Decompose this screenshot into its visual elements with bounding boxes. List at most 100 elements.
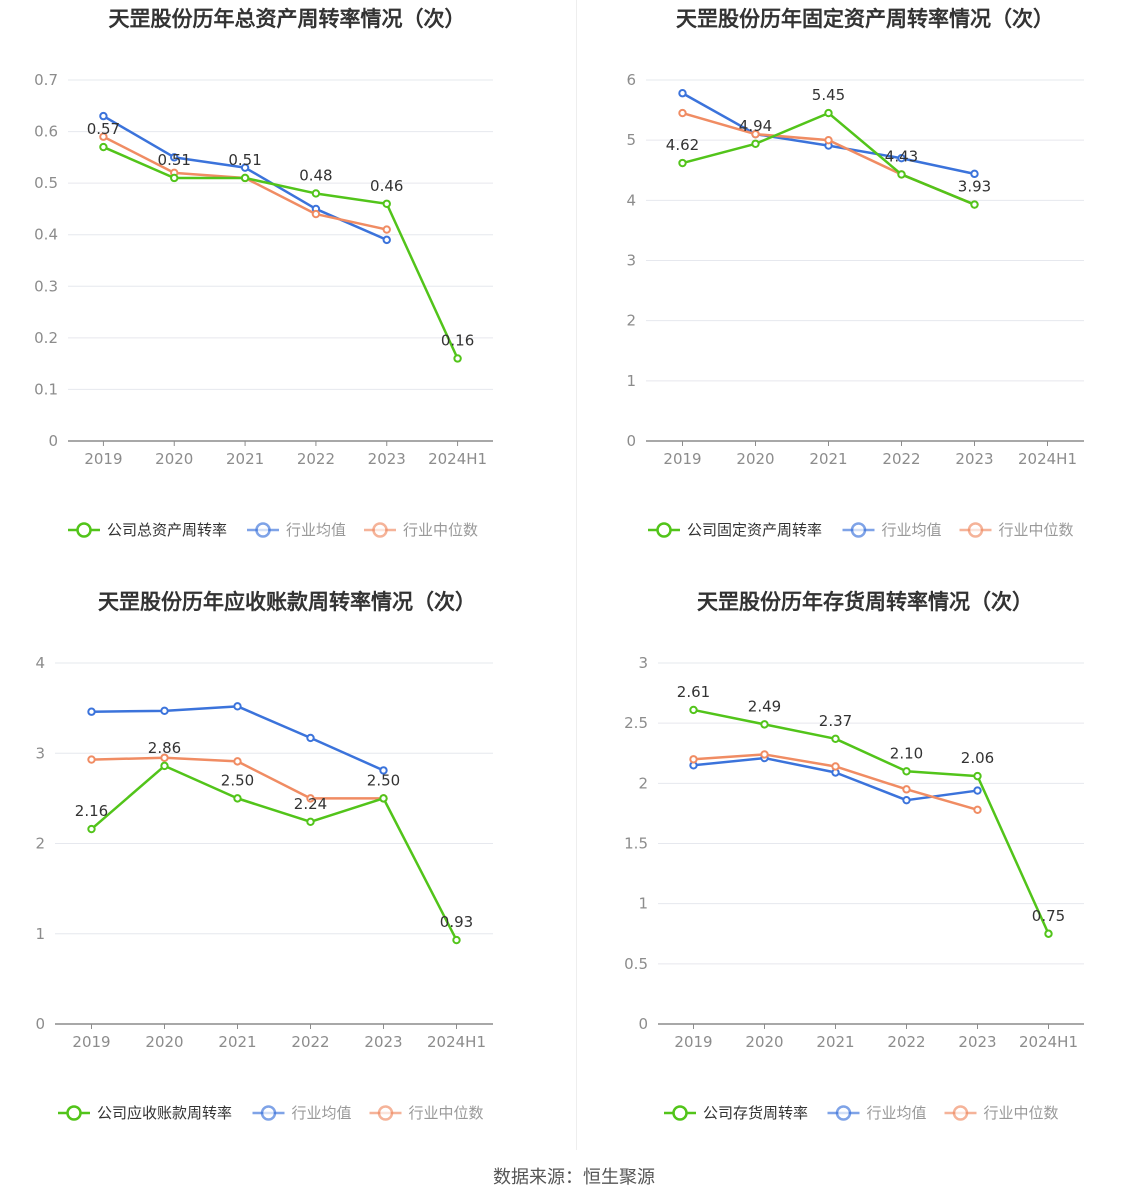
data-point-avg[interactable] xyxy=(233,702,242,711)
legend-marker xyxy=(967,522,984,538)
x-tick-label: 2022 xyxy=(297,450,335,468)
y-tick-label: 3 xyxy=(35,744,45,762)
data-point-median[interactable] xyxy=(973,805,982,815)
y-tick-label: 0 xyxy=(626,432,636,450)
data-point-median[interactable] xyxy=(831,762,840,771)
y-tick-label: 0.2 xyxy=(34,329,58,347)
data-point-median[interactable] xyxy=(760,750,769,759)
y-tick-label: 0.1 xyxy=(34,380,58,398)
data-point-avg[interactable] xyxy=(973,786,982,795)
data-point-company[interactable] xyxy=(311,189,321,198)
data-point-avg[interactable] xyxy=(87,707,96,716)
y-tick-label: 6 xyxy=(626,71,636,89)
series-line-company xyxy=(102,145,459,360)
y-tick-label: 0 xyxy=(638,1015,648,1033)
data-point-median[interactable] xyxy=(678,108,687,118)
chart-title: 天罡股份历年存货周转率情况（次） xyxy=(697,590,1033,614)
legend-marker xyxy=(76,522,92,538)
chart-panel-total-assets-turnover: 天罡股份历年总资产周转率情况（次） 0 0.1 0.2 0.3 0.4 0.5 0.6 0.7 2… xyxy=(0,0,574,580)
data-point-company[interactable] xyxy=(306,817,315,827)
legend-item-company[interactable]: 公司应收账款周转率 xyxy=(58,1104,232,1122)
data-point-company[interactable] xyxy=(87,824,96,834)
data-point-company[interactable] xyxy=(973,771,982,781)
data-point-avg[interactable] xyxy=(970,169,979,179)
data-point-avg[interactable] xyxy=(99,111,108,121)
data-point-avg[interactable] xyxy=(240,163,250,172)
data-point-avg[interactable] xyxy=(170,153,179,162)
data-point-company[interactable] xyxy=(689,705,698,715)
data-point-median[interactable] xyxy=(902,785,911,794)
data-point-avg[interactable] xyxy=(897,154,906,163)
data-point-avg[interactable] xyxy=(382,235,391,245)
data-point-avg[interactable] xyxy=(678,89,687,98)
data-label: 2.16 xyxy=(75,802,108,820)
data-point-company[interactable] xyxy=(240,173,250,183)
data-point-company[interactable] xyxy=(760,720,769,729)
data-point-company[interactable] xyxy=(382,199,391,208)
legend-item-median[interactable]: 行业中位数 xyxy=(369,1104,484,1122)
y-tick-label: 0.6 xyxy=(34,123,58,141)
data-label: 2.86 xyxy=(148,739,181,757)
x-tick-label: 2019 xyxy=(674,1033,712,1051)
legend-item-avg[interactable]: 行业均值 xyxy=(827,1104,927,1122)
data-point-company[interactable] xyxy=(233,794,242,803)
legend-marker xyxy=(260,1105,277,1121)
data-point-company[interactable] xyxy=(970,200,979,209)
data-point-company[interactable] xyxy=(678,158,687,168)
x-tick-label: 2024H1 xyxy=(427,1033,486,1051)
chart-title: 天罡股份历年固定资产周转率情况（次） xyxy=(676,7,1054,31)
data-point-median[interactable] xyxy=(306,794,315,803)
legend-marker xyxy=(835,1105,852,1121)
legend-item-median[interactable]: 行业中位数 xyxy=(959,521,1074,539)
data-point-company[interactable] xyxy=(897,170,906,179)
y-tick-label: 2 xyxy=(626,312,636,330)
data-point-median[interactable] xyxy=(99,132,108,141)
data-point-company[interactable] xyxy=(170,173,179,183)
data-label: 4.94 xyxy=(739,117,772,135)
data-label: 0.57 xyxy=(87,120,120,138)
y-tick-label: 0 xyxy=(35,1015,45,1033)
data-point-company[interactable] xyxy=(751,139,760,148)
data-point-avg[interactable] xyxy=(306,733,315,743)
data-point-avg[interactable] xyxy=(902,795,911,805)
legend-item-avg[interactable]: 行业均值 xyxy=(247,521,346,539)
data-point-company[interactable] xyxy=(824,108,833,118)
data-point-company[interactable] xyxy=(379,794,388,803)
data-point-company[interactable] xyxy=(902,767,911,776)
legend-item-median[interactable]: 行业中位数 xyxy=(944,1104,1059,1122)
data-point-company[interactable] xyxy=(452,935,461,945)
legend-item-avg[interactable]: 行业均值 xyxy=(252,1104,352,1122)
data-point-median[interactable] xyxy=(689,755,698,764)
legend-item-median[interactable]: 行业中位数 xyxy=(364,521,478,539)
data-point-avg[interactable] xyxy=(160,706,169,716)
legend-item-company[interactable]: 公司存货周转率 xyxy=(664,1104,808,1122)
data-label: 0.46 xyxy=(370,177,403,195)
legend-marker xyxy=(656,522,672,538)
y-tick-label: 0.7 xyxy=(34,71,58,89)
y-tick-label: 2 xyxy=(638,774,648,792)
data-point-company[interactable] xyxy=(831,734,840,744)
data-point-company[interactable] xyxy=(453,354,462,363)
legend-item-avg[interactable]: 行业均值 xyxy=(842,521,942,539)
chart-svg: 天罡股份历年存货周转率情况（次） 0 0.5 1 1.5 2 2.5 3 2019 2020 202… xyxy=(624,590,1084,1122)
legend-label: 行业中位数 xyxy=(999,521,1074,539)
y-tick-label: 1 xyxy=(626,372,636,390)
x-tick-label: 2020 xyxy=(745,1033,783,1051)
y-tick-label: 3 xyxy=(626,252,636,270)
data-point-avg[interactable] xyxy=(379,766,388,775)
data-point-median[interactable] xyxy=(87,755,96,764)
data-point-median[interactable] xyxy=(160,753,169,762)
legend-item-company[interactable]: 公司固定资产周转率 xyxy=(648,521,822,539)
data-point-company[interactable] xyxy=(99,142,108,152)
data-point-median[interactable] xyxy=(382,225,391,234)
data-point-median[interactable] xyxy=(824,135,833,145)
data-point-median[interactable] xyxy=(311,209,321,219)
x-tick-label: 2019 xyxy=(84,450,122,468)
y-tick-label: 0.5 xyxy=(34,174,58,192)
data-point-median[interactable] xyxy=(751,129,760,139)
data-point-company[interactable] xyxy=(160,761,169,771)
x-tick-label: 2021 xyxy=(816,1033,854,1051)
data-point-median[interactable] xyxy=(233,757,242,766)
legend-item-company[interactable]: 公司总资产周转率 xyxy=(68,521,227,539)
data-point-company[interactable] xyxy=(1044,929,1053,938)
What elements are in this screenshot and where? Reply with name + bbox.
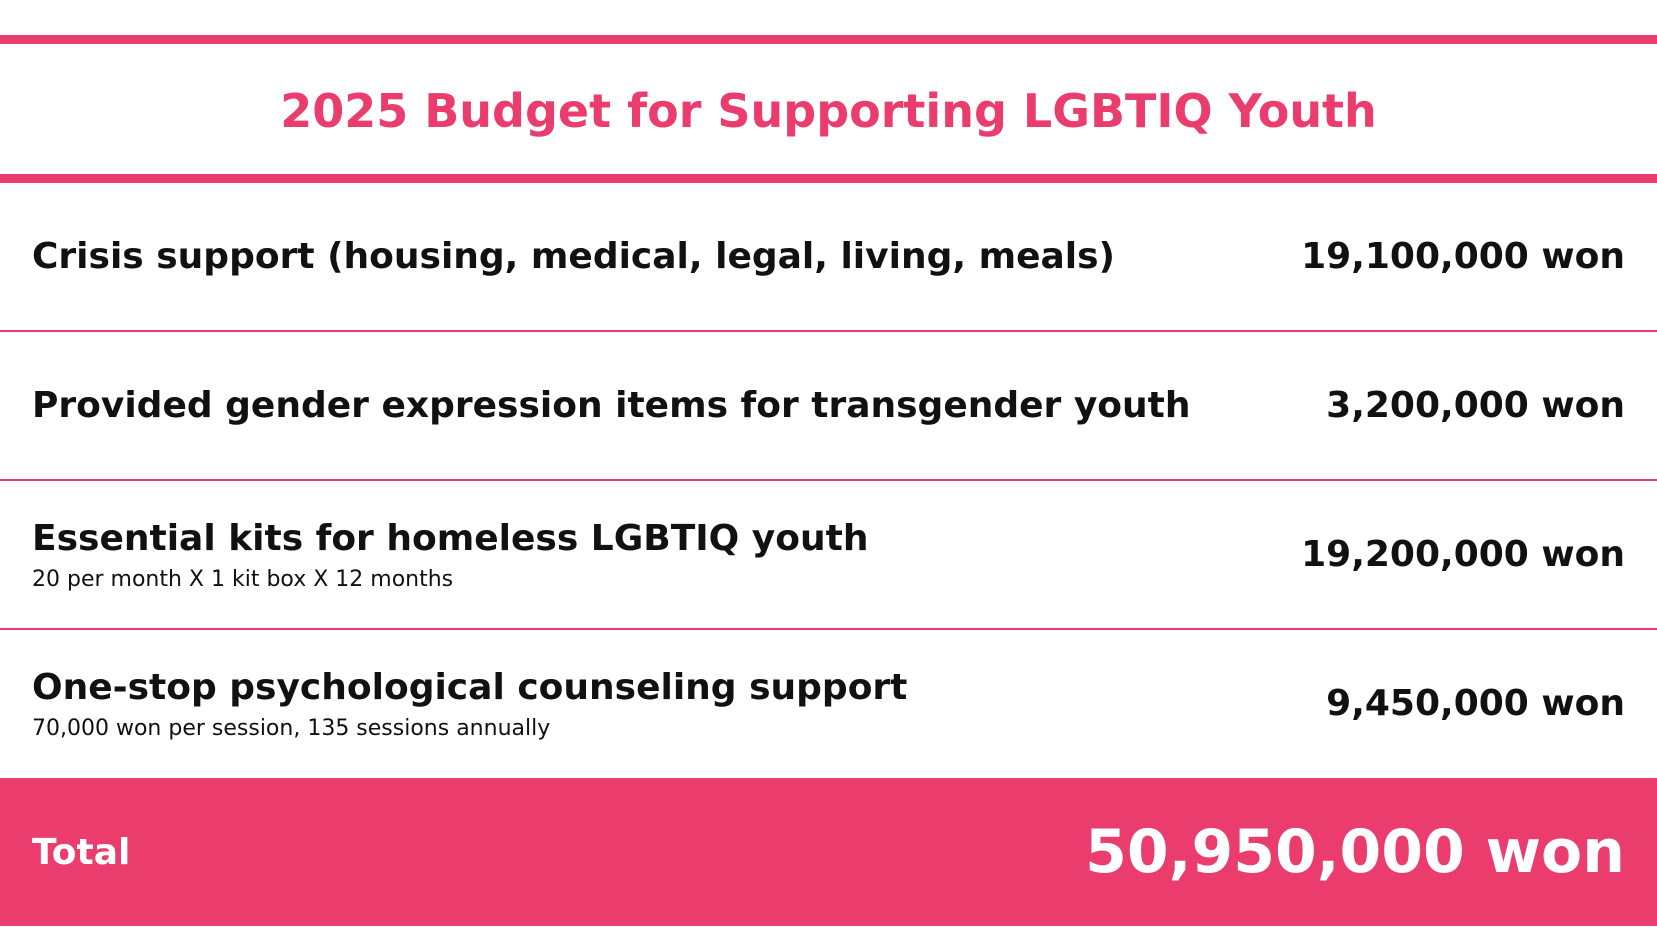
row-text: One-stop psychological counseling suppor… xyxy=(32,667,907,741)
row-text: Crisis support (housing, medical, legal,… xyxy=(32,236,1115,277)
total-row: Total 50,950,000 won xyxy=(0,778,1657,926)
title: 2025 Budget for Supporting LGBTIQ Youth xyxy=(280,84,1377,138)
row-text: Provided gender expression items for tra… xyxy=(32,385,1191,426)
row-amount: 9,450,000 won xyxy=(1326,683,1625,724)
budget-row: Essential kits for homeless LGBTIQ youth… xyxy=(0,481,1657,630)
row-amount: 3,200,000 won xyxy=(1326,385,1625,426)
total-label: Total xyxy=(32,831,131,873)
row-amount: 19,200,000 won xyxy=(1301,534,1625,575)
top-rule xyxy=(0,35,1657,44)
budget-row: Provided gender expression items for tra… xyxy=(0,332,1657,481)
row-label: Provided gender expression items for tra… xyxy=(32,385,1191,426)
budget-row: Crisis support (housing, medical, legal,… xyxy=(0,183,1657,332)
total-amount: 50,950,000 won xyxy=(1085,817,1625,887)
header-rule xyxy=(0,174,1657,183)
row-label: Crisis support (housing, medical, legal,… xyxy=(32,236,1116,277)
row-amount: 19,100,000 won xyxy=(1301,236,1625,277)
row-label: One-stop psychological counseling suppor… xyxy=(32,666,908,708)
row-label: Essential kits for homeless LGBTIQ youth xyxy=(32,517,869,559)
row-note: 70,000 won per session, 135 sessions ann… xyxy=(32,715,551,741)
budget-row: One-stop psychological counseling suppor… xyxy=(0,630,1657,777)
budget-table: Crisis support (housing, medical, legal,… xyxy=(0,183,1657,777)
row-note: 20 per month X 1 kit box X 12 months xyxy=(32,566,454,592)
row-text: Essential kits for homeless LGBTIQ youth… xyxy=(32,518,868,592)
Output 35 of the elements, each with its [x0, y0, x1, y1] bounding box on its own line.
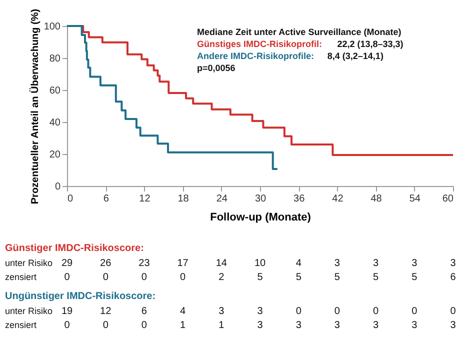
——
- _SET EXERCISE_
Please repeat the rows between the line holding "data-point-avg[interactable] xyxy=(233,702,242,711)" and the line holding "y-tick-label: 0.1 xyxy=(34,380,58,398)", inclusive, reproducing each one character for character.

- _EXERCISE RESULT_
data-point-avg[interactable] xyxy=(233,702,242,711)
legend-marker xyxy=(967,522,984,538)
x-tick-label: 2022 xyxy=(297,450,335,468)
y-tick-label: 3 xyxy=(35,744,45,762)
data-point-median[interactable] xyxy=(973,805,982,815)
y-tick-label: 0 xyxy=(626,432,636,450)
data-point-median[interactable] xyxy=(831,762,840,771)
y-tick-label: 0.2 xyxy=(34,329,58,347)
data-point-median[interactable] xyxy=(760,750,769,759)
y-tick-label: 0.1 xyxy=(34,380,58,398)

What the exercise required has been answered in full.